**Required task**:
Retype all of the data exactly as given.

**Dataset extract**:
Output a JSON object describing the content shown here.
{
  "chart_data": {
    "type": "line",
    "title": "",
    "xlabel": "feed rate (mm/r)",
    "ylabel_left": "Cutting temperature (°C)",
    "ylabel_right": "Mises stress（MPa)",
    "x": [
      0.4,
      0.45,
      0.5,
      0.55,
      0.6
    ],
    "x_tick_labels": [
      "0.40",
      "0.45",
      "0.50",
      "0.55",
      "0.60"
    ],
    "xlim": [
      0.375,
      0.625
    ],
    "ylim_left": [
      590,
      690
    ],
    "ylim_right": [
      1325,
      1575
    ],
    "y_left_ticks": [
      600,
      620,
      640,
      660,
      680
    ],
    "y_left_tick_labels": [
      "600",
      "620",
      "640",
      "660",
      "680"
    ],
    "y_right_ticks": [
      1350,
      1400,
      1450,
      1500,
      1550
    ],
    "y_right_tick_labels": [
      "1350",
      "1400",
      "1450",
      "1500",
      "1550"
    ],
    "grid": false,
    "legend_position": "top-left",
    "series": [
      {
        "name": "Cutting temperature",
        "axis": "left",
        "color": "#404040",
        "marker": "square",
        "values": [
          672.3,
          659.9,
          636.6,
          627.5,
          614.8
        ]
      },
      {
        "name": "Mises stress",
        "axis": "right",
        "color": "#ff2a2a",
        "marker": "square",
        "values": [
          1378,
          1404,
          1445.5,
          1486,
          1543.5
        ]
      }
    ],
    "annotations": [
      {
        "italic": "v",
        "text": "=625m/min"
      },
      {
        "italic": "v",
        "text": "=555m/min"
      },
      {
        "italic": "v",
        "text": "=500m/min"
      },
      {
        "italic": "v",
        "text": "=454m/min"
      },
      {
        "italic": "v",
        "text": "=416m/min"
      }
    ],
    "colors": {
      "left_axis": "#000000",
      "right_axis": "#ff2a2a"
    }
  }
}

**Solved exercise**:
Output a JSON object describing the content shown here.
{
  "chart_data": {
    "type": "line",
    "title": "",
    "xlabel": "feed rate (mm/r)",
    "ylabel_left": "Cutting temperature (°C)",
    "ylabel_right": "Mises stress（MPa)",
    "x": [
      0.4,
      0.45,
      0.5,
      0.55,
      0.6
    ],
    "x_tick_labels": [
      "0.40",
      "0.45",
      "0.50",
      "0.55",
      "0.60"
    ],
    "xlim": [
      0.375,
      0.625
    ],
    "ylim_left": [
      590,
      690
    ],
    "ylim_right": [
      1325,
      1575
    ],
    "y_left_ticks": [
      600,
      620,
      640,
      660,
      680
    ],
    "y_left_tick_labels": [
      "600",
      "620",
      "640",
      "660",
      "680"
    ],
    "y_right_ticks": [
      1350,
      1400,
      1450,
      1500,
      1550
    ],
    "y_right_tick_labels": [
      "1350",
      "1400",
      "1450",
      "1500",
      "1550"
    ],
    "grid": false,
    "legend_position": "top-left",
    "series": [
      {
        "name": "Cutting temperature",
        "axis": "left",
        "color": "#404040",
        "marker": "square",
        "values": [
          672.3,
          659.9,
          636.6,
          627.5,
          614.8
        ]
      },
      {
        "name": "Mises stress",
        "axis": "right",
        "color": "#ff2a2a",
        "marker": "square",
        "values": [
          1378,
          1404,
          1445.5,
          1486,
          1543.5
        ]
      }
    ],
    "annotations": [
      {
        "italic": "v",
        "text": "=625m/min"
      },
      {
        "italic": "v",
        "text": "=555m/min"
      },
      {
        "italic": "v",
        "text": "=500m/min"
      },
      {
        "italic": "v",
        "text": "=454m/min"
      },
      {
        "italic": "v",
        "text": "=416m/min"
      }
    ],
    "colors": {
      "left_axis": "#000000",
      "right_axis": "#ff2a2a"
    }
  }
}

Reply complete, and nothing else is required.